Problem: Leave out every picture, then transcribe the rest of the listing exactly.
───── Task inputs ─────
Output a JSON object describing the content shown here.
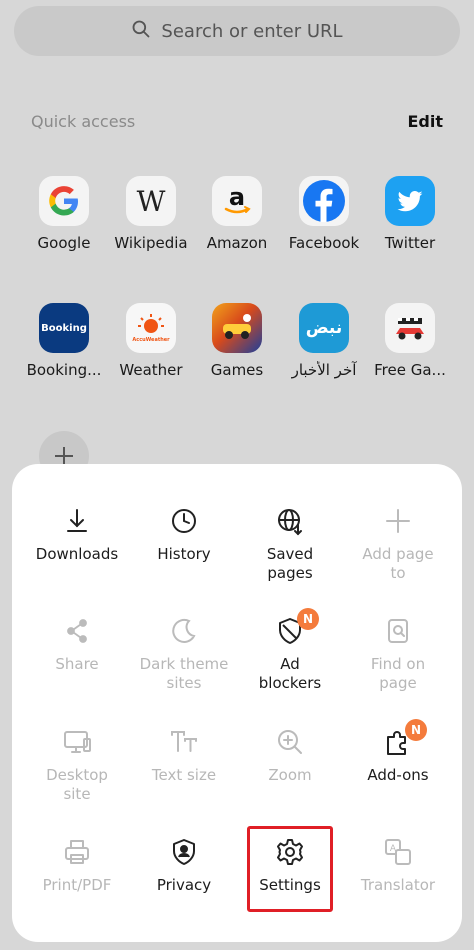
{
  "search": {
    "placeholder": "Search or enter URL"
  },
  "quick_access": {
    "title": "Quick access",
    "edit_label": "Edit",
    "row1": [
      {
        "label": "Google",
        "icon": "google-icon"
      },
      {
        "label": "Wikipedia",
        "icon": "wikipedia-icon"
      },
      {
        "label": "Amazon",
        "icon": "amazon-icon"
      },
      {
        "label": "Facebook",
        "icon": "facebook-icon"
      },
      {
        "label": "Twitter",
        "icon": "twitter-icon"
      }
    ],
    "row2": [
      {
        "label": "Booking...",
        "icon": "booking-icon",
        "icon_text": "Booking"
      },
      {
        "label": "Weather",
        "icon": "accuweather-icon",
        "icon_text": "AccuWeather"
      },
      {
        "label": "Games",
        "icon": "games-icon"
      },
      {
        "label": "آخر الأخبار",
        "icon": "nabd-icon",
        "icon_text": "نبض"
      },
      {
        "label": "Free Ga...",
        "icon": "free-games-icon"
      }
    ]
  },
  "menu": {
    "downloads": "Downloads",
    "history": "History",
    "saved_pages": "Saved pages",
    "add_page_to": "Add page to",
    "share": "Share",
    "dark_theme_sites": "Dark theme sites",
    "ad_blockers": "Ad blockers",
    "find_on_page": "Find on page",
    "desktop_site": "Desktop site",
    "text_size": "Text size",
    "zoom": "Zoom",
    "add_ons": "Add-ons",
    "print_pdf": "Print/PDF",
    "privacy": "Privacy",
    "settings": "Settings",
    "translator": "Translator",
    "badge_text": "N"
  },
  "colors": {
    "badge": "#f47b3c",
    "highlight": "#e01f26",
    "disabled_text": "#b7b7b7"
  }
}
─────
Correct answer:
Output a JSON object describing the content shown here.
{
  "search": {
    "placeholder": "Search or enter URL"
  },
  "quick_access": {
    "title": "Quick access",
    "edit_label": "Edit",
    "row1": [
      {
        "label": "Google",
        "icon": "google-icon"
      },
      {
        "label": "Wikipedia",
        "icon": "wikipedia-icon"
      },
      {
        "label": "Amazon",
        "icon": "amazon-icon"
      },
      {
        "label": "Facebook",
        "icon": "facebook-icon"
      },
      {
        "label": "Twitter",
        "icon": "twitter-icon"
      }
    ],
    "row2": [
      {
        "label": "Booking...",
        "icon": "booking-icon",
        "icon_text": "Booking"
      },
      {
        "label": "Weather",
        "icon": "accuweather-icon",
        "icon_text": "AccuWeather"
      },
      {
        "label": "Games",
        "icon": "games-icon"
      },
      {
        "label": "آخر الأخبار",
        "icon": "nabd-icon",
        "icon_text": "نبض"
      },
      {
        "label": "Free Ga...",
        "icon": "free-games-icon"
      }
    ]
  },
  "menu": {
    "downloads": "Downloads",
    "history": "History",
    "saved_pages": "Saved pages",
    "add_page_to": "Add page to",
    "share": "Share",
    "dark_theme_sites": "Dark theme sites",
    "ad_blockers": "Ad blockers",
    "find_on_page": "Find on page",
    "desktop_site": "Desktop site",
    "text_size": "Text size",
    "zoom": "Zoom",
    "add_ons": "Add-ons",
    "print_pdf": "Print/PDF",
    "privacy": "Privacy",
    "settings": "Settings",
    "translator": "Translator",
    "badge_text": "N"
  },
  "colors": {
    "badge": "#f47b3c",
    "highlight": "#e01f26",
    "disabled_text": "#b7b7b7"
  }
}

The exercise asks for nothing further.